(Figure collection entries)
⁂

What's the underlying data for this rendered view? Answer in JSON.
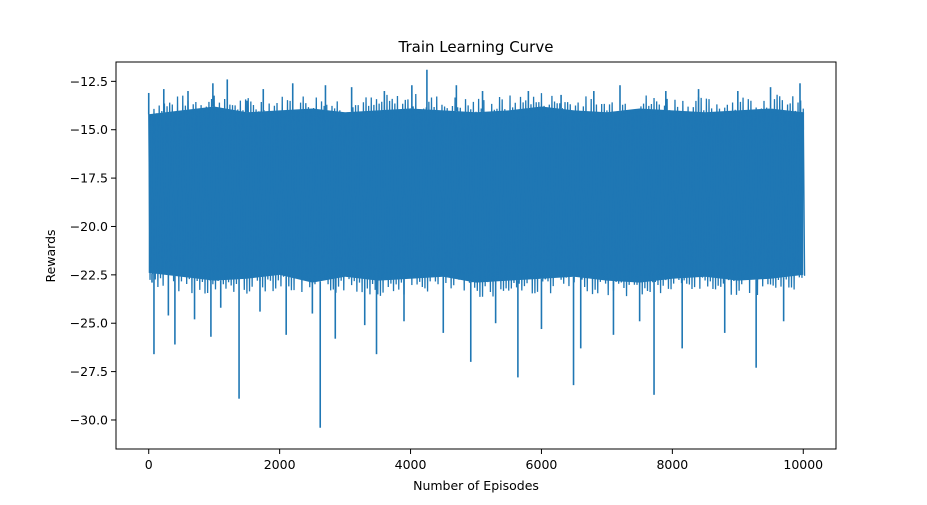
{
  "chart_data": {
    "type": "line",
    "title": "Train Learning Curve",
    "xlabel": "Number of Episodes",
    "ylabel": "Rewards",
    "xlim": [
      -500,
      10500
    ],
    "ylim": [
      -31.5,
      -11.5
    ],
    "xticks": [
      0,
      2000,
      4000,
      6000,
      8000,
      10000
    ],
    "yticks": [
      -12.5,
      -15.0,
      -17.5,
      -20.0,
      -22.5,
      -25.0,
      -27.5,
      -30.0
    ],
    "grid": false,
    "legend": "none",
    "color": "#1f77b4",
    "series": [
      {
        "name": "",
        "envelope": {
          "x": [
            0,
            500,
            1000,
            1500,
            2000,
            2500,
            3000,
            3500,
            4000,
            4500,
            5000,
            5500,
            6000,
            6500,
            7000,
            7500,
            8000,
            8500,
            9000,
            9500,
            10000
          ],
          "upper": [
            -14.2,
            -14.0,
            -13.8,
            -14.1,
            -14.0,
            -13.9,
            -14.1,
            -14.0,
            -13.9,
            -14.0,
            -14.1,
            -14.0,
            -13.8,
            -14.0,
            -14.1,
            -13.9,
            -14.0,
            -14.1,
            -14.0,
            -13.9,
            -14.1
          ],
          "lower": [
            -22.4,
            -22.6,
            -22.8,
            -22.7,
            -22.5,
            -22.9,
            -22.6,
            -22.8,
            -22.7,
            -22.6,
            -22.9,
            -22.8,
            -22.7,
            -22.6,
            -22.8,
            -22.9,
            -22.7,
            -22.6,
            -22.8,
            -22.7,
            -22.5
          ]
        },
        "spikes": [
          {
            "x": 0,
            "y": -13.1
          },
          {
            "x": 50,
            "y": -22.9
          },
          {
            "x": 80,
            "y": -26.6
          },
          {
            "x": 120,
            "y": -14.2
          },
          {
            "x": 230,
            "y": -12.9
          },
          {
            "x": 300,
            "y": -24.6
          },
          {
            "x": 400,
            "y": -26.1
          },
          {
            "x": 600,
            "y": -13.0
          },
          {
            "x": 700,
            "y": -24.8
          },
          {
            "x": 950,
            "y": -25.7
          },
          {
            "x": 980,
            "y": -12.6
          },
          {
            "x": 1100,
            "y": -24.2
          },
          {
            "x": 1200,
            "y": -12.4
          },
          {
            "x": 1380,
            "y": -28.9
          },
          {
            "x": 1500,
            "y": -13.5
          },
          {
            "x": 1700,
            "y": -24.4
          },
          {
            "x": 1750,
            "y": -12.9
          },
          {
            "x": 2100,
            "y": -25.6
          },
          {
            "x": 2200,
            "y": -12.6
          },
          {
            "x": 2500,
            "y": -24.5
          },
          {
            "x": 2620,
            "y": -30.4
          },
          {
            "x": 2700,
            "y": -12.7
          },
          {
            "x": 2850,
            "y": -25.8
          },
          {
            "x": 3100,
            "y": -12.8
          },
          {
            "x": 3300,
            "y": -25.1
          },
          {
            "x": 3480,
            "y": -26.6
          },
          {
            "x": 3600,
            "y": -13.0
          },
          {
            "x": 3900,
            "y": -24.9
          },
          {
            "x": 4020,
            "y": -12.7
          },
          {
            "x": 4250,
            "y": -11.9
          },
          {
            "x": 4500,
            "y": -25.5
          },
          {
            "x": 4700,
            "y": -12.7
          },
          {
            "x": 4920,
            "y": -27.0
          },
          {
            "x": 5100,
            "y": -13.0
          },
          {
            "x": 5300,
            "y": -25.0
          },
          {
            "x": 5640,
            "y": -27.8
          },
          {
            "x": 5800,
            "y": -13.0
          },
          {
            "x": 6000,
            "y": -25.3
          },
          {
            "x": 6300,
            "y": -13.2
          },
          {
            "x": 6490,
            "y": -28.2
          },
          {
            "x": 6600,
            "y": -26.3
          },
          {
            "x": 6800,
            "y": -13.0
          },
          {
            "x": 7100,
            "y": -25.6
          },
          {
            "x": 7200,
            "y": -12.7
          },
          {
            "x": 7500,
            "y": -24.9
          },
          {
            "x": 7720,
            "y": -28.7
          },
          {
            "x": 7900,
            "y": -13.0
          },
          {
            "x": 8150,
            "y": -26.3
          },
          {
            "x": 8400,
            "y": -12.9
          },
          {
            "x": 8800,
            "y": -25.5
          },
          {
            "x": 9000,
            "y": -13.0
          },
          {
            "x": 9280,
            "y": -27.3
          },
          {
            "x": 9500,
            "y": -12.8
          },
          {
            "x": 9700,
            "y": -24.9
          },
          {
            "x": 9950,
            "y": -12.6
          },
          {
            "x": 10000,
            "y": -15.0
          }
        ]
      }
    ]
  }
}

⁂

Every line above should be repeated exactly; pictures stay out of the copy.

#### COMPLETED EXERCISE
What's the underlying data for this rendered view? Answer in JSON.
{
  "chart_data": {
    "type": "line",
    "title": "Train Learning Curve",
    "xlabel": "Number of Episodes",
    "ylabel": "Rewards",
    "xlim": [
      -500,
      10500
    ],
    "ylim": [
      -31.5,
      -11.5
    ],
    "xticks": [
      0,
      2000,
      4000,
      6000,
      8000,
      10000
    ],
    "yticks": [
      -12.5,
      -15.0,
      -17.5,
      -20.0,
      -22.5,
      -25.0,
      -27.5,
      -30.0
    ],
    "grid": false,
    "legend": "none",
    "color": "#1f77b4",
    "series": [
      {
        "name": "",
        "envelope": {
          "x": [
            0,
            500,
            1000,
            1500,
            2000,
            2500,
            3000,
            3500,
            4000,
            4500,
            5000,
            5500,
            6000,
            6500,
            7000,
            7500,
            8000,
            8500,
            9000,
            9500,
            10000
          ],
          "upper": [
            -14.2,
            -14.0,
            -13.8,
            -14.1,
            -14.0,
            -13.9,
            -14.1,
            -14.0,
            -13.9,
            -14.0,
            -14.1,
            -14.0,
            -13.8,
            -14.0,
            -14.1,
            -13.9,
            -14.0,
            -14.1,
            -14.0,
            -13.9,
            -14.1
          ],
          "lower": [
            -22.4,
            -22.6,
            -22.8,
            -22.7,
            -22.5,
            -22.9,
            -22.6,
            -22.8,
            -22.7,
            -22.6,
            -22.9,
            -22.8,
            -22.7,
            -22.6,
            -22.8,
            -22.9,
            -22.7,
            -22.6,
            -22.8,
            -22.7,
            -22.5
          ]
        },
        "spikes": [
          {
            "x": 0,
            "y": -13.1
          },
          {
            "x": 50,
            "y": -22.9
          },
          {
            "x": 80,
            "y": -26.6
          },
          {
            "x": 120,
            "y": -14.2
          },
          {
            "x": 230,
            "y": -12.9
          },
          {
            "x": 300,
            "y": -24.6
          },
          {
            "x": 400,
            "y": -26.1
          },
          {
            "x": 600,
            "y": -13.0
          },
          {
            "x": 700,
            "y": -24.8
          },
          {
            "x": 950,
            "y": -25.7
          },
          {
            "x": 980,
            "y": -12.6
          },
          {
            "x": 1100,
            "y": -24.2
          },
          {
            "x": 1200,
            "y": -12.4
          },
          {
            "x": 1380,
            "y": -28.9
          },
          {
            "x": 1500,
            "y": -13.5
          },
          {
            "x": 1700,
            "y": -24.4
          },
          {
            "x": 1750,
            "y": -12.9
          },
          {
            "x": 2100,
            "y": -25.6
          },
          {
            "x": 2200,
            "y": -12.6
          },
          {
            "x": 2500,
            "y": -24.5
          },
          {
            "x": 2620,
            "y": -30.4
          },
          {
            "x": 2700,
            "y": -12.7
          },
          {
            "x": 2850,
            "y": -25.8
          },
          {
            "x": 3100,
            "y": -12.8
          },
          {
            "x": 3300,
            "y": -25.1
          },
          {
            "x": 3480,
            "y": -26.6
          },
          {
            "x": 3600,
            "y": -13.0
          },
          {
            "x": 3900,
            "y": -24.9
          },
          {
            "x": 4020,
            "y": -12.7
          },
          {
            "x": 4250,
            "y": -11.9
          },
          {
            "x": 4500,
            "y": -25.5
          },
          {
            "x": 4700,
            "y": -12.7
          },
          {
            "x": 4920,
            "y": -27.0
          },
          {
            "x": 5100,
            "y": -13.0
          },
          {
            "x": 5300,
            "y": -25.0
          },
          {
            "x": 5640,
            "y": -27.8
          },
          {
            "x": 5800,
            "y": -13.0
          },
          {
            "x": 6000,
            "y": -25.3
          },
          {
            "x": 6300,
            "y": -13.2
          },
          {
            "x": 6490,
            "y": -28.2
          },
          {
            "x": 6600,
            "y": -26.3
          },
          {
            "x": 6800,
            "y": -13.0
          },
          {
            "x": 7100,
            "y": -25.6
          },
          {
            "x": 7200,
            "y": -12.7
          },
          {
            "x": 7500,
            "y": -24.9
          },
          {
            "x": 7720,
            "y": -28.7
          },
          {
            "x": 7900,
            "y": -13.0
          },
          {
            "x": 8150,
            "y": -26.3
          },
          {
            "x": 8400,
            "y": -12.9
          },
          {
            "x": 8800,
            "y": -25.5
          },
          {
            "x": 9000,
            "y": -13.0
          },
          {
            "x": 9280,
            "y": -27.3
          },
          {
            "x": 9500,
            "y": -12.8
          },
          {
            "x": 9700,
            "y": -24.9
          },
          {
            "x": 9950,
            "y": -12.6
          },
          {
            "x": 10000,
            "y": -15.0
          }
        ]
      }
    ]
  }
}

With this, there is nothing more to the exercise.